**Extrait**
----------

Pourquoi les enfants mentent-ils ?
Dans son livre Une nouvelle autorité sans punition ni fessée, Catherine Dumonteil-Kremer propose quelques pistes pour aborder les mensonges des enfants avec bienveillance.
4 raisons aux mensonges des enfants
Pour Catherine Dumonteil-Kremer, il existe deux raisons qui expliquent pourquoi les enfants mentent :
- une tentative d’auto-thérapie
Dans ce cas, l’enfant qui ment réécrit son histoire telle qu’il la voudrait. Par exemple : un enfant dont les parents sont séparés qui affirme “Mes parents sont heureux avec moi, et tous les week-ends nous partons à la campagne avec mon chien” peut essayer de transformer sa réalité comme moyen d’exprimer ses besoins insatisfaits.
Les mensonges de ce type permettent à l’enfant de se procurer par l’imagination ce qu’il lui manque dans la réalité. Les mensonges sont des vérités sur les peurs et les espérances des enfants. Si le parent envisage le mensonge de cette manière, il pourra comprendre ce que l’enfant aimerait faire/être/avoir.

----------

**Données fournies**
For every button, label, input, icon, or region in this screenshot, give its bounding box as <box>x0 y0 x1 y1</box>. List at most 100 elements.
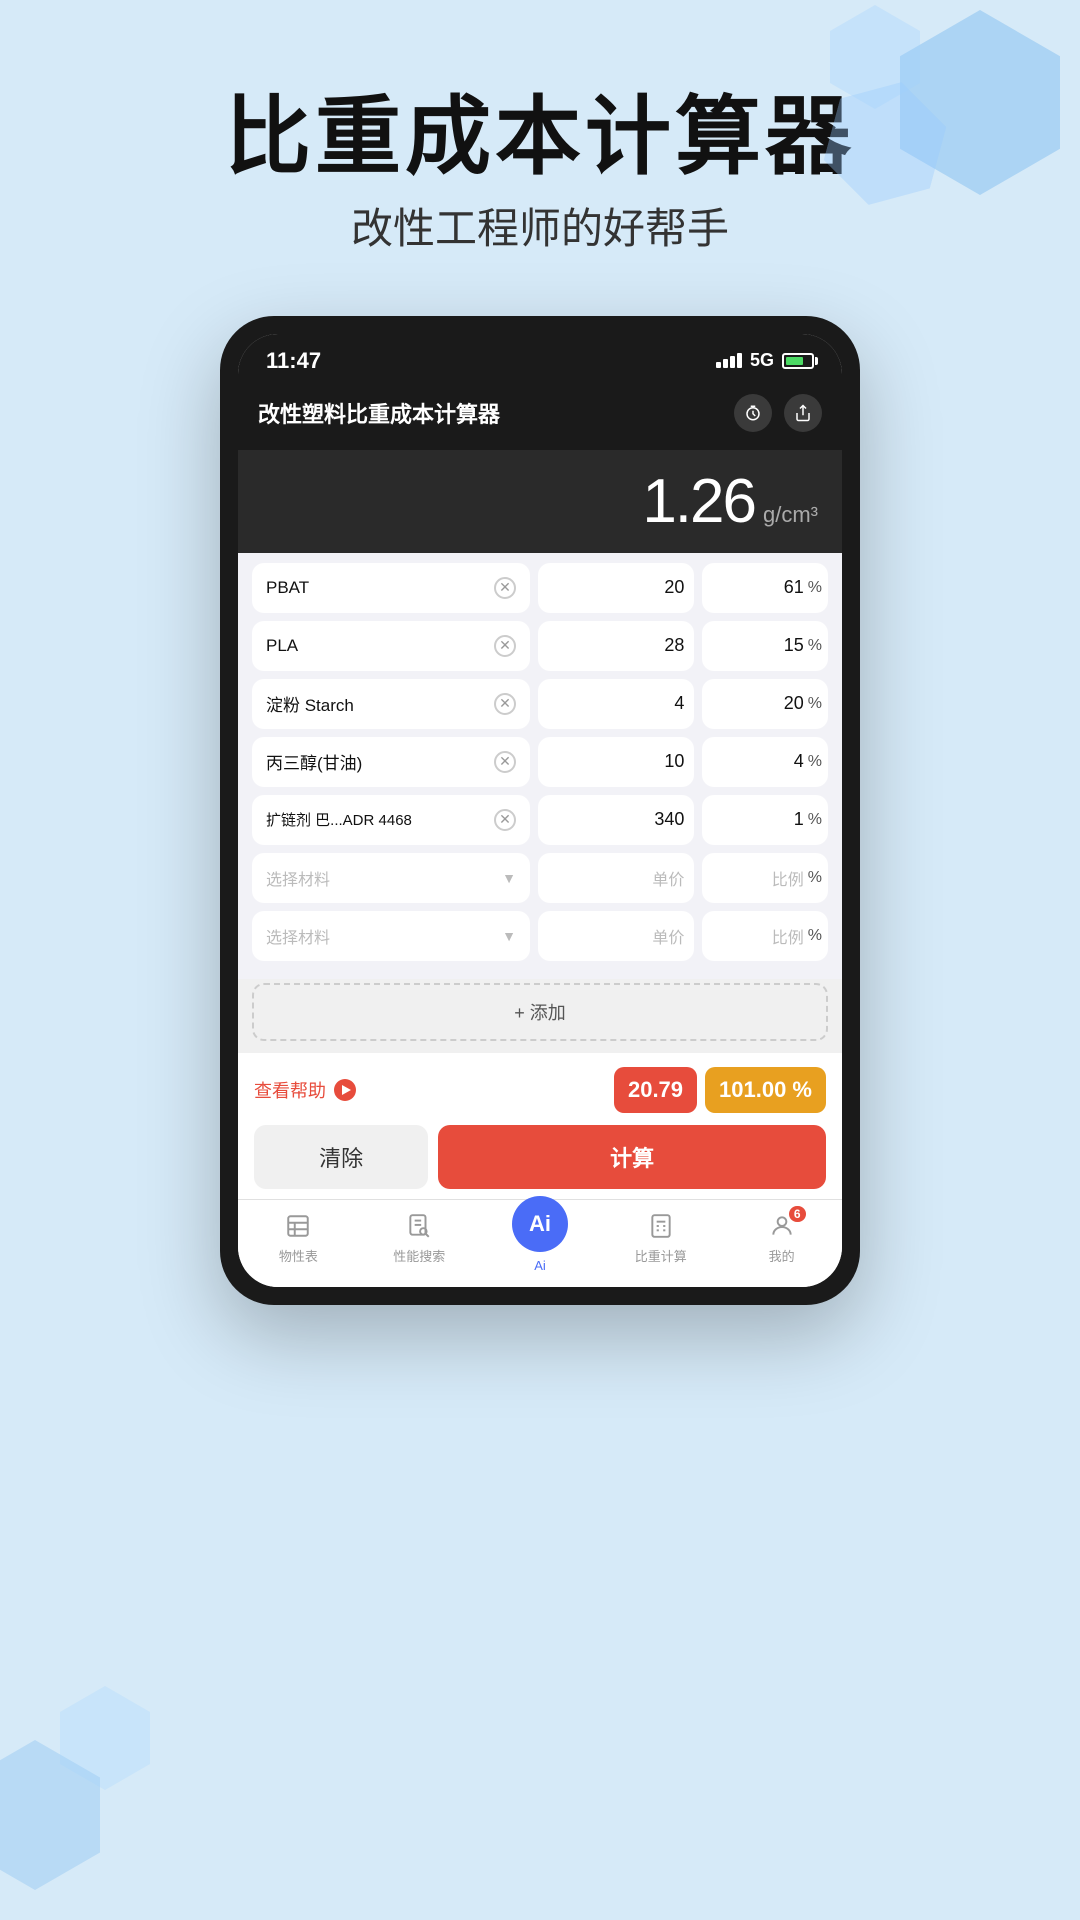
tab-mine[interactable]: 6 我的 <box>721 1210 842 1273</box>
phone-mockup: 11:47 5G 改性塑料比重成本计算器 <box>220 316 860 1305</box>
ratio-input-4[interactable]: 1 % <box>702 795 828 845</box>
material-select-4[interactable]: 扩链剂 巴...ADR 4468 ✕ <box>252 795 530 845</box>
tab-search-label: 性能搜索 <box>393 1246 445 1265</box>
action-row: 清除 计算 <box>254 1125 826 1189</box>
material-select-0[interactable]: PBAT ✕ <box>252 563 530 613</box>
price-input-4[interactable]: 340 <box>538 795 694 845</box>
header-section: 比重成本计算器 改性工程师的好帮手 <box>0 0 1080 296</box>
empty-ratio-1[interactable]: 比例 % <box>702 911 828 961</box>
signal-bar-3 <box>730 356 735 368</box>
network-type: 5G <box>750 350 774 371</box>
clear-material-0[interactable]: ✕ <box>494 577 516 599</box>
tab-bar: 物性表 性能搜索 <box>238 1199 842 1287</box>
tab-mine-label: 我的 <box>769 1246 795 1265</box>
app-header: 改性塑料比重成本计算器 <box>238 382 842 450</box>
price-input-3[interactable]: 10 <box>538 737 694 787</box>
battery-fill <box>786 357 803 365</box>
empty-price-placeholder-1: 单价 <box>652 924 684 948</box>
status-icons: 5G <box>716 350 814 371</box>
app-title: 改性塑料比重成本计算器 <box>258 397 500 429</box>
material-select-1[interactable]: PLA ✕ <box>252 621 530 671</box>
mine-badge: 6 <box>789 1206 806 1222</box>
ai-label: Ai <box>529 1211 551 1237</box>
ratio-input-0[interactable]: 61 % <box>702 563 828 613</box>
phone-mockup-container: 11:47 5G 改性塑料比重成本计算器 <box>0 316 1080 1305</box>
ingredients-list: PBAT ✕ 20 61 % PLA ✕ <box>238 553 842 979</box>
empty-material-select-0[interactable]: 选择材料 ▼ <box>252 853 530 903</box>
calculate-button[interactable]: 计算 <box>438 1125 826 1189</box>
calc-icon <box>645 1210 677 1242</box>
tab-properties-label: 物性表 <box>279 1246 318 1265</box>
empty-price-0[interactable]: 单价 <box>538 853 694 903</box>
price-input-0[interactable]: 20 <box>538 563 694 613</box>
clear-material-3[interactable]: ✕ <box>494 751 516 773</box>
dropdown-arrow-1: ▼ <box>502 928 516 944</box>
ratio-value-3: 4 <box>794 751 804 772</box>
ratio-input-1[interactable]: 15 % <box>702 621 828 671</box>
result-boxes: 20.79 101.00 % <box>614 1067 826 1113</box>
material-select-2[interactable]: 淀粉 Starch ✕ <box>252 679 530 729</box>
signal-bar-2 <box>723 359 728 368</box>
hex-bl-1 <box>0 1740 100 1890</box>
clear-material-1[interactable]: ✕ <box>494 635 516 657</box>
hex-bl-2 <box>60 1686 150 1790</box>
material-name-3: 丙三醇(甘油) <box>266 749 494 774</box>
dropdown-arrow-0: ▼ <box>502 870 516 886</box>
help-link[interactable]: 查看帮助 <box>254 1077 356 1103</box>
empty-price-placeholder-0: 单价 <box>652 866 684 890</box>
material-name-0: PBAT <box>266 578 494 598</box>
ai-icon[interactable]: Ai <box>512 1196 568 1252</box>
phone-screen: 11:47 5G 改性塑料比重成本计算器 <box>238 334 842 1287</box>
help-label: 查看帮助 <box>254 1077 326 1103</box>
person-icon: 6 <box>766 1210 798 1242</box>
add-ingredient-button[interactable]: + 添加 <box>252 983 828 1041</box>
bottom-section: 查看帮助 20.79 101.00 % <box>238 1053 842 1199</box>
signal-bar-1 <box>716 362 721 368</box>
clear-material-4[interactable]: ✕ <box>494 809 516 831</box>
ingredient-row-2: 淀粉 Starch ✕ 4 20 % <box>252 679 828 729</box>
result-display: 1.26 g/cm³ <box>238 450 842 553</box>
ratio-input-2[interactable]: 20 % <box>702 679 828 729</box>
result-value: 1.26 <box>642 466 755 537</box>
battery-icon <box>782 353 814 369</box>
tab-density-label: 比重计算 <box>635 1246 687 1265</box>
ingredient-row-3: 丙三醇(甘油) ✕ 10 4 % <box>252 737 828 787</box>
search-doc-icon <box>403 1210 435 1242</box>
material-name-2: 淀粉 Starch <box>266 691 494 716</box>
empty-price-1[interactable]: 单价 <box>538 911 694 961</box>
empty-row-0: 选择材料 ▼ 单价 比例 % <box>252 853 828 903</box>
ratio-input-3[interactable]: 4 % <box>702 737 828 787</box>
empty-material-placeholder-0: 选择材料 <box>266 866 330 890</box>
tab-density[interactable]: 比重计算 <box>600 1210 721 1273</box>
tab-ai[interactable]: Ai Ai <box>480 1210 601 1273</box>
price-input-1[interactable]: 28 <box>538 621 694 671</box>
empty-material-placeholder-1: 选择材料 <box>266 924 330 948</box>
play-icon <box>334 1079 356 1101</box>
price-value-4: 340 <box>654 809 684 830</box>
material-select-3[interactable]: 丙三醇(甘油) ✕ <box>252 737 530 787</box>
result-unit: g/cm³ <box>763 502 818 528</box>
price-value-0: 20 <box>664 577 684 598</box>
price-input-2[interactable]: 4 <box>538 679 694 729</box>
ratio-result-box: 101.00 % <box>705 1067 826 1113</box>
timer-button[interactable] <box>734 394 772 432</box>
clear-material-2[interactable]: ✕ <box>494 693 516 715</box>
ratio-value-1: 15 <box>784 635 804 656</box>
clear-button[interactable]: 清除 <box>254 1125 428 1189</box>
status-time: 11:47 <box>266 348 321 374</box>
sub-title: 改性工程师的好帮手 <box>0 195 1080 256</box>
share-button[interactable] <box>784 394 822 432</box>
table-icon <box>282 1210 314 1242</box>
price-value-3: 10 <box>664 751 684 772</box>
material-name-1: PLA <box>266 636 494 656</box>
add-button-label: + 添加 <box>514 1003 566 1023</box>
ingredient-row-4: 扩链剂 巴...ADR 4468 ✕ 340 1 % <box>252 795 828 845</box>
empty-row-1: 选择材料 ▼ 单价 比例 % <box>252 911 828 961</box>
empty-ratio-0[interactable]: 比例 % <box>702 853 828 903</box>
ratio-value-4: 1 <box>794 809 804 830</box>
tab-properties[interactable]: 物性表 <box>238 1210 359 1273</box>
ratio-value-0: 61 <box>784 577 804 598</box>
empty-material-select-1[interactable]: 选择材料 ▼ <box>252 911 530 961</box>
signal-bar-4 <box>737 353 742 368</box>
tab-search[interactable]: 性能搜索 <box>359 1210 480 1273</box>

----------

**À faire**
**a)** Pour chacune de ces affirmations, dites si elle correspond à l’extrait, en répondant par oui ou non et en citant mot pour mot les termes qui tranchent. (i) Quand le mensonge est une tentative d’auto-thérapie, l’enfant réécrit son histoire telle qu’il la voudrait. (ii) Les mensonges y sont présentés comme des vérités sur les colères des enfants. (iii) Le parent qui envisage le mensonge de cette manière ne peut pas comprendre ce que l’enfant voudrait.
**b)** Reproduisez à l’identique le passage de l’extrait qui va de « 4 raisons aux » jusqu’à « ses besoins insatisfaits. » inclus.

**Réponses par tâche**
**a)**
(i) Oui : « l’enfant qui ment réécrit son histoire telle qu’il la voudrait »
(ii) Non : « Les mensonges sont des vérités sur les peurs et les espérances des enfants »
(iii) Non : « il pourra comprendre ce que l’enfant aimerait faire/être/avoir »

**b)**
4 raisons aux mensonges des enfants
Pour Catherine Dumonteil-Kremer, il existe deux raisons qui expliquent pourquoi les enfants mentent :
- une tentative d’auto-thérapie
Dans ce cas, l’enfant qui ment réécrit son histoire telle qu’il la voudrait. Par exemple : un enfant dont les parents sont séparés qui affirme “Mes parents sont heureux avec moi, et tous les week-ends nous partons à la campagne avec mon chien” peut essayer de transformer sa réalité comme moyen d’exprimer ses besoins insatisfaits.